Data items:
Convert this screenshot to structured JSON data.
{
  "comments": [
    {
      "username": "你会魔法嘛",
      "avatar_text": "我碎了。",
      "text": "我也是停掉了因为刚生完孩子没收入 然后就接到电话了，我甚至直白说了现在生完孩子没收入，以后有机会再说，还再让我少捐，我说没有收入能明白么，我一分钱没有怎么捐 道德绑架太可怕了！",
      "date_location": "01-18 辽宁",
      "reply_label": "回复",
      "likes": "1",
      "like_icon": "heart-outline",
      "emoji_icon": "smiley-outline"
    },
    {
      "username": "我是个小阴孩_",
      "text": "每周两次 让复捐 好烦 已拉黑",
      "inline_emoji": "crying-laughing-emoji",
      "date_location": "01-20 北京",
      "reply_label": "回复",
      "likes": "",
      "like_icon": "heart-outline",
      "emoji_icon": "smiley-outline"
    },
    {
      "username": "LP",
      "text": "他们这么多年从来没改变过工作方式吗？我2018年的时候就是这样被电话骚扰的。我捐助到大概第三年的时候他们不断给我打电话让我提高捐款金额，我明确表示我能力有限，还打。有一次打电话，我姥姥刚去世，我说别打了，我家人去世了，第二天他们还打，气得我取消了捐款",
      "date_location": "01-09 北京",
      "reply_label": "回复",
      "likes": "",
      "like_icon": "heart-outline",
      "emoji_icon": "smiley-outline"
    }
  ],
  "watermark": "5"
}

Exercise details
All of the data above should be transcribed exactly.

Right answer
Convert this screenshot to structured JSON data.
{
  "comments": [
    {
      "username": "你会魔法嘛",
      "avatar_text": "我碎了。",
      "text": "我也是停掉了因为刚生完孩子没收入 然后就接到电话了，我甚至直白说了现在生完孩子没收入，以后有机会再说，还再让我少捐，我说没有收入能明白么，我一分钱没有怎么捐 道德绑架太可怕了！",
      "date_location": "01-18 辽宁",
      "reply_label": "回复",
      "likes": "1",
      "like_icon": "heart-outline",
      "emoji_icon": "smiley-outline"
    },
    {
      "username": "我是个小阴孩_",
      "text": "每周两次 让复捐 好烦 已拉黑",
      "inline_emoji": "crying-laughing-emoji",
      "date_location": "01-20 北京",
      "reply_label": "回复",
      "likes": "",
      "like_icon": "heart-outline",
      "emoji_icon": "smiley-outline"
    },
    {
      "username": "LP",
      "text": "他们这么多年从来没改变过工作方式吗？我2018年的时候就是这样被电话骚扰的。我捐助到大概第三年的时候他们不断给我打电话让我提高捐款金额，我明确表示我能力有限，还打。有一次打电话，我姥姥刚去世，我说别打了，我家人去世了，第二天他们还打，气得我取消了捐款",
      "date_location": "01-09 北京",
      "reply_label": "回复",
      "likes": "",
      "like_icon": "heart-outline",
      "emoji_icon": "smiley-outline"
    }
  ],
  "watermark": "5"
}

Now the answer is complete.